Records that describe figures>
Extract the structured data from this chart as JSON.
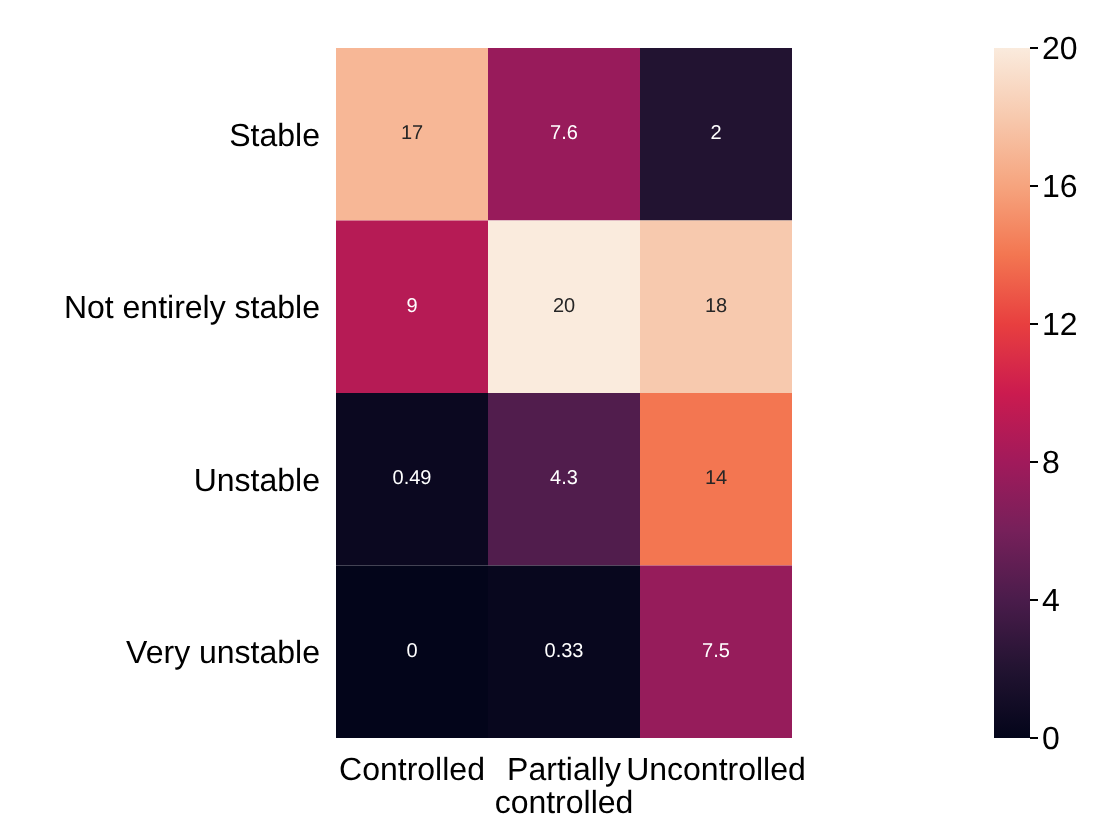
{
  "chart_data": {
    "type": "heatmap",
    "categories": [
      "Controlled",
      "Partially controlled",
      "Uncontrolled"
    ],
    "y_categories": [
      "Stable",
      "Not entirely stable",
      "Unstable",
      "Very unstable"
    ],
    "cells": [
      [
        17,
        7.6,
        2
      ],
      [
        9,
        20,
        18
      ],
      [
        0.49,
        4.3,
        14
      ],
      [
        0,
        0.33,
        7.5
      ]
    ],
    "clim": [
      0,
      20
    ],
    "cticks": [
      0,
      4,
      8,
      12,
      16,
      20
    ],
    "data_labels": true
  }
}
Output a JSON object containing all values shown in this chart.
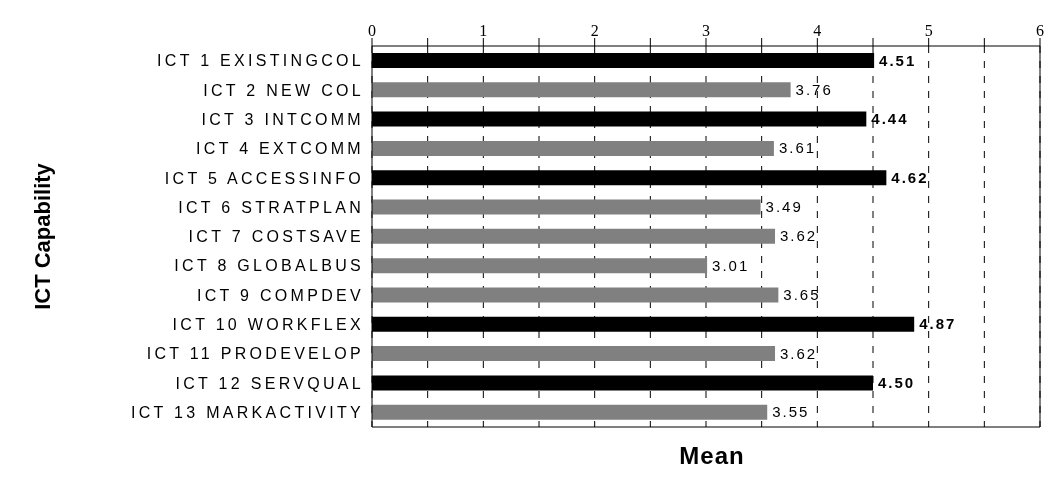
{
  "chart_data": {
    "type": "bar",
    "orientation": "horizontal",
    "xlabel": "Mean",
    "ylabel": "ICT Capability",
    "categories": [
      "ICT 1 EXISTINGCOL",
      "ICT 2 NEW COL",
      "ICT 3 INTCOMM",
      "ICT 4 EXTCOMM",
      "ICT 5 ACCESSINFO",
      "ICT 6 STRATPLAN",
      "ICT 7 COSTSAVE",
      "ICT 8 GLOBALBUS",
      "ICT 9 COMPDEV",
      "ICT 10 WORKFLEX",
      "ICT 11 PRODEVELOP",
      "ICT 12 SERVQUAL",
      "ICT 13 MARKACTIVITY"
    ],
    "values": [
      4.51,
      3.76,
      4.44,
      3.61,
      4.62,
      3.49,
      3.62,
      3.01,
      3.65,
      4.87,
      3.62,
      4.5,
      3.55
    ],
    "value_labels": [
      "4.51",
      "3.76",
      "4.44",
      "3.61",
      "4.62",
      "3.49",
      "3.62",
      "3.01",
      "3.65",
      "4.87",
      "3.62",
      "4.50",
      "3.55"
    ],
    "colors": [
      "#000000",
      "#808080",
      "#000000",
      "#808080",
      "#000000",
      "#808080",
      "#808080",
      "#808080",
      "#808080",
      "#000000",
      "#808080",
      "#000000",
      "#808080"
    ],
    "xlim": [
      0,
      6
    ],
    "xticks": [
      0,
      {
        "value": 0.5,
        "label": null
      },
      1,
      {
        "value": 1.5,
        "label": null
      },
      2,
      {
        "value": 2.5,
        "label": null
      },
      3,
      {
        "value": 3.5,
        "label": null
      },
      4,
      {
        "value": 4.5,
        "label": null
      },
      5,
      {
        "value": 5.5,
        "label": null
      },
      6
    ],
    "grid": "x"
  }
}
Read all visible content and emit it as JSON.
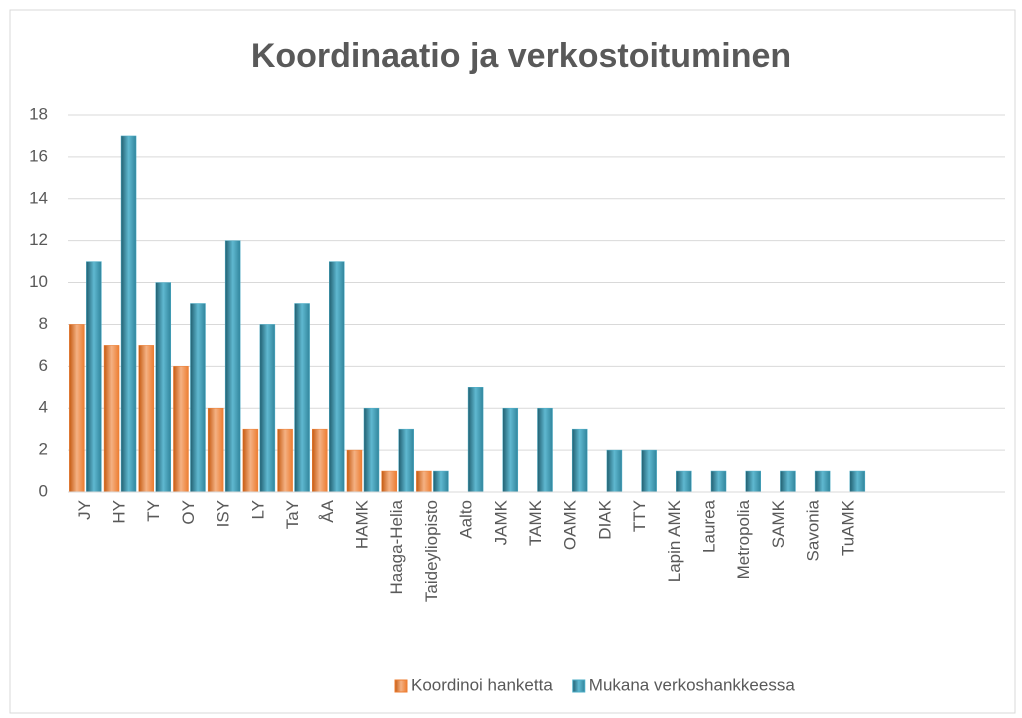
{
  "chart_data": {
    "type": "bar",
    "title": "Koordinaatio ja verkostoituminen",
    "categories": [
      "JY",
      "HY",
      "TY",
      "OY",
      "ISY",
      "LY",
      "TaY",
      "ÅA",
      "HAMK",
      "Haaga-Helia",
      "Taideyliopisto",
      "Aalto",
      "JAMK",
      "TAMK",
      "OAMK",
      "DIAK",
      "TTY",
      "Lapin AMK",
      "Laurea",
      "Metropolia",
      "SAMK",
      "Savonia",
      "TuAMK",
      null,
      null,
      null,
      null
    ],
    "series": [
      {
        "name": "Koordinoi hanketta",
        "color": "#ed7d31",
        "values": [
          8,
          7,
          7,
          6,
          4,
          3,
          3,
          3,
          2,
          1,
          1,
          0,
          0,
          0,
          0,
          0,
          0,
          0,
          0,
          0,
          0,
          0,
          0,
          null,
          null,
          null,
          null
        ]
      },
      {
        "name": "Mukana verkoshankkeessa",
        "color": "#4bacc6",
        "values": [
          11,
          17,
          10,
          9,
          12,
          8,
          9,
          11,
          4,
          3,
          1,
          5,
          4,
          4,
          3,
          2,
          2,
          1,
          1,
          1,
          1,
          1,
          1,
          null,
          null,
          null,
          null
        ]
      }
    ],
    "ylim": [
      0,
      18
    ],
    "yticks": [
      0,
      2,
      4,
      6,
      8,
      10,
      12,
      14,
      16,
      18
    ],
    "grid": true,
    "legend": "bottom"
  }
}
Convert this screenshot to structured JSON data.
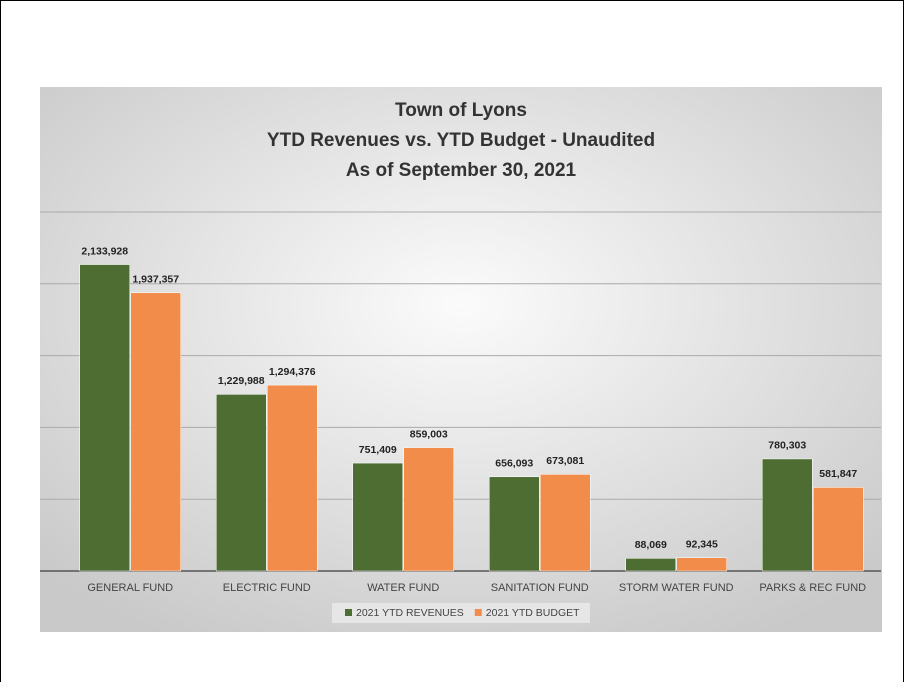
{
  "chart_data": {
    "type": "bar",
    "title": [
      "Town of Lyons",
      "YTD Revenues vs. YTD Budget - Unaudited",
      "As of September 30, 2021"
    ],
    "categories": [
      "GENERAL FUND",
      "ELECTRIC FUND",
      "WATER FUND",
      "SANITATION FUND",
      "STORM WATER FUND",
      "PARKS & REC FUND"
    ],
    "series": [
      {
        "name": "2021 YTD REVENUES",
        "color": "#4e6d33",
        "values": [
          2133928,
          1229988,
          751409,
          656093,
          88069,
          780303
        ],
        "value_labels": [
          "2,133,928",
          "1,229,988",
          "751,409",
          "656,093",
          "88,069",
          "780,303"
        ]
      },
      {
        "name": "2021 YTD BUDGET",
        "color": "#f28c4a",
        "values": [
          1937357,
          1294376,
          859003,
          673081,
          92345,
          581847
        ],
        "value_labels": [
          "1,937,357",
          "1,294,376",
          "859,003",
          "673,081",
          "92,345",
          "581,847"
        ]
      }
    ],
    "ylim": [
      0,
      2500000
    ],
    "yticks": [
      0,
      500000,
      1000000,
      1500000,
      2000000,
      2500000
    ],
    "grid": true,
    "legend": "bottom"
  }
}
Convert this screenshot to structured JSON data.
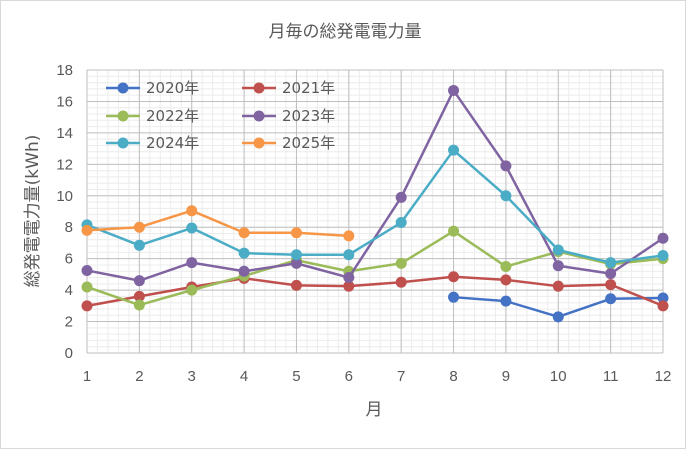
{
  "chart_data": {
    "type": "line",
    "title": "月毎の総発電電力量",
    "xlabel": "月",
    "ylabel": "総発電電力量(kWh)",
    "x": [
      1,
      2,
      3,
      4,
      5,
      6,
      7,
      8,
      9,
      10,
      11,
      12
    ],
    "xlim": [
      1,
      12
    ],
    "ylim": [
      0,
      18
    ],
    "yticks": [
      0,
      2,
      4,
      6,
      8,
      10,
      12,
      14,
      16,
      18
    ],
    "grid": true,
    "legend": "top-left",
    "series": [
      {
        "name": "2020年",
        "color": "#4472c4",
        "values": [
          null,
          null,
          null,
          null,
          null,
          null,
          null,
          3.55,
          3.3,
          2.3,
          3.45,
          3.5
        ]
      },
      {
        "name": "2021年",
        "color": "#c0504d",
        "values": [
          3.0,
          3.6,
          4.2,
          4.75,
          4.3,
          4.25,
          4.5,
          4.85,
          4.65,
          4.25,
          4.35,
          3.0
        ]
      },
      {
        "name": "2022年",
        "color": "#9bbb59",
        "values": [
          4.2,
          3.05,
          4.0,
          4.9,
          5.9,
          5.2,
          5.7,
          7.75,
          5.5,
          6.45,
          5.65,
          6.0
        ]
      },
      {
        "name": "2023年",
        "color": "#8064a2",
        "values": [
          5.25,
          4.6,
          5.75,
          5.2,
          5.7,
          4.8,
          9.9,
          16.7,
          11.9,
          5.55,
          5.05,
          7.3
        ]
      },
      {
        "name": "2024年",
        "color": "#4bacc6",
        "values": [
          8.15,
          6.85,
          7.95,
          6.35,
          6.25,
          6.25,
          8.3,
          12.9,
          10.0,
          6.55,
          5.75,
          6.2
        ]
      },
      {
        "name": "2025年",
        "color": "#f79646",
        "values": [
          7.8,
          8.0,
          9.05,
          7.65,
          7.65,
          7.45,
          null,
          null,
          null,
          null,
          null,
          null
        ]
      }
    ]
  }
}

Problem statement>
Copy out each line word for word, please, skipping the images.

Solution>
Extract the structured data from this chart as JSON.
{
  "chart_data": {
    "type": "heatmap",
    "categories": [
      "Controlled",
      "Partially controlled",
      "Uncontrolled"
    ],
    "y_categories": [
      "Stable",
      "Not entirely stable",
      "Unstable",
      "Very unstable"
    ],
    "cells": [
      [
        17,
        7.6,
        2
      ],
      [
        9,
        20,
        18
      ],
      [
        0.49,
        4.3,
        14
      ],
      [
        0,
        0.33,
        7.5
      ]
    ],
    "clim": [
      0,
      20
    ],
    "cticks": [
      0,
      4,
      8,
      12,
      16,
      20
    ],
    "data_labels": true
  }
}
Output a JSON object containing all values shown in this chart.
{
  "chart_data": {
    "type": "bar",
    "orientation": "horizontal",
    "xlabel": "Mean",
    "ylabel": "ICT Capability",
    "categories": [
      "ICT 1 EXISTINGCOL",
      "ICT 2 NEW COL",
      "ICT 3 INTCOMM",
      "ICT 4 EXTCOMM",
      "ICT 5 ACCESSINFO",
      "ICT 6 STRATPLAN",
      "ICT 7 COSTSAVE",
      "ICT 8 GLOBALBUS",
      "ICT 9 COMPDEV",
      "ICT 10 WORKFLEX",
      "ICT 11 PRODEVELOP",
      "ICT 12 SERVQUAL",
      "ICT 13 MARKACTIVITY"
    ],
    "values": [
      4.51,
      3.76,
      4.44,
      3.61,
      4.62,
      3.49,
      3.62,
      3.01,
      3.65,
      4.87,
      3.62,
      4.5,
      3.55
    ],
    "value_labels": [
      "4.51",
      "3.76",
      "4.44",
      "3.61",
      "4.62",
      "3.49",
      "3.62",
      "3.01",
      "3.65",
      "4.87",
      "3.62",
      "4.50",
      "3.55"
    ],
    "colors": [
      "#000000",
      "#808080",
      "#000000",
      "#808080",
      "#000000",
      "#808080",
      "#808080",
      "#808080",
      "#808080",
      "#000000",
      "#808080",
      "#000000",
      "#808080"
    ],
    "xlim": [
      0,
      6
    ],
    "xticks": [
      0,
      {
        "value": 0.5,
        "label": null
      },
      1,
      {
        "value": 1.5,
        "label": null
      },
      2,
      {
        "value": 2.5,
        "label": null
      },
      3,
      {
        "value": 3.5,
        "label": null
      },
      4,
      {
        "value": 4.5,
        "label": null
      },
      5,
      {
        "value": 5.5,
        "label": null
      },
      6
    ],
    "grid": "x"
  }
}
Read all visible content and emit it as JSON.
{
  "chart_data": {
    "type": "bar",
    "title": "Koordinaatio ja verkostoituminen",
    "categories": [
      "JY",
      "HY",
      "TY",
      "OY",
      "ISY",
      "LY",
      "TaY",
      "ÅA",
      "HAMK",
      "Haaga-Helia",
      "Taideyliopisto",
      "Aalto",
      "JAMK",
      "TAMK",
      "OAMK",
      "DIAK",
      "TTY",
      "Lapin AMK",
      "Laurea",
      "Metropolia",
      "SAMK",
      "Savonia",
      "TuAMK",
      null,
      null,
      null,
      null
    ],
    "series": [
      {
        "name": "Koordinoi hanketta",
        "color": "#ed7d31",
        "values": [
          8,
          7,
          7,
          6,
          4,
          3,
          3,
          3,
          2,
          1,
          1,
          0,
          0,
          0,
          0,
          0,
          0,
          0,
          0,
          0,
          0,
          0,
          0,
          null,
          null,
          null,
          null
        ]
      },
      {
        "name": "Mukana verkoshankkeessa",
        "color": "#4bacc6",
        "values": [
          11,
          17,
          10,
          9,
          12,
          8,
          9,
          11,
          4,
          3,
          1,
          5,
          4,
          4,
          3,
          2,
          2,
          1,
          1,
          1,
          1,
          1,
          1,
          null,
          null,
          null,
          null
        ]
      }
    ],
    "ylim": [
      0,
      18
    ],
    "yticks": [
      0,
      2,
      4,
      6,
      8,
      10,
      12,
      14,
      16,
      18
    ],
    "grid": true,
    "legend": "bottom"
  }
}
Convert this screenshot to structured JSON data.
{
  "chart_data": {
    "type": "bar",
    "title": [
      "Town of Lyons",
      "YTD Revenues vs. YTD Budget - Unaudited",
      "As of September 30, 2021"
    ],
    "categories": [
      "GENERAL FUND",
      "ELECTRIC FUND",
      "WATER FUND",
      "SANITATION FUND",
      "STORM WATER FUND",
      "PARKS & REC FUND"
    ],
    "series": [
      {
        "name": "2021 YTD REVENUES",
        "color": "#4e6d33",
        "values": [
          2133928,
          1229988,
          751409,
          656093,
          88069,
          780303
        ],
        "value_labels": [
          "2,133,928",
          "1,229,988",
          "751,409",
          "656,093",
          "88,069",
          "780,303"
        ]
      },
      {
        "name": "2021 YTD BUDGET",
        "color": "#f28c4a",
        "values": [
          1937357,
          1294376,
          859003,
          673081,
          92345,
          581847
        ],
        "value_labels": [
          "1,937,357",
          "1,294,376",
          "859,003",
          "673,081",
          "92,345",
          "581,847"
        ]
      }
    ],
    "ylim": [
      0,
      2500000
    ],
    "yticks": [
      0,
      500000,
      1000000,
      1500000,
      2000000,
      2500000
    ],
    "grid": true,
    "legend": "bottom"
  }
}
Convert this screenshot to structured JSON data.
{
  "chart_data": {
    "type": "line",
    "title": "月毎の総発電電力量",
    "xlabel": "月",
    "ylabel": "総発電電力量(kWh)",
    "x": [
      1,
      2,
      3,
      4,
      5,
      6,
      7,
      8,
      9,
      10,
      11,
      12
    ],
    "xlim": [
      1,
      12
    ],
    "ylim": [
      0,
      18
    ],
    "yticks": [
      0,
      2,
      4,
      6,
      8,
      10,
      12,
      14,
      16,
      18
    ],
    "grid": true,
    "legend": "top-left",
    "series": [
      {
        "name": "2020年",
        "color": "#4472c4",
        "values": [
          null,
          null,
          null,
          null,
          null,
          null,
          null,
          3.55,
          3.3,
          2.3,
          3.45,
          3.5
        ]
      },
      {
        "name": "2021年",
        "color": "#c0504d",
        "values": [
          3.0,
          3.6,
          4.2,
          4.75,
          4.3,
          4.25,
          4.5,
          4.85,
          4.65,
          4.25,
          4.35,
          3.0
        ]
      },
      {
        "name": "2022年",
        "color": "#9bbb59",
        "values": [
          4.2,
          3.05,
          4.0,
          4.9,
          5.9,
          5.2,
          5.7,
          7.75,
          5.5,
          6.45,
          5.65,
          6.0
        ]
      },
      {
        "name": "2023年",
        "color": "#8064a2",
        "values": [
          5.25,
          4.6,
          5.75,
          5.2,
          5.7,
          4.8,
          9.9,
          16.7,
          11.9,
          5.55,
          5.05,
          7.3
        ]
      },
      {
        "name": "2024年",
        "color": "#4bacc6",
        "values": [
          8.15,
          6.85,
          7.95,
          6.35,
          6.25,
          6.25,
          8.3,
          12.9,
          10.0,
          6.55,
          5.75,
          6.2
        ]
      },
      {
        "name": "2025年",
        "color": "#f79646",
        "values": [
          7.8,
          8.0,
          9.05,
          7.65,
          7.65,
          7.45,
          null,
          null,
          null,
          null,
          null,
          null
        ]
      }
    ]
  }
}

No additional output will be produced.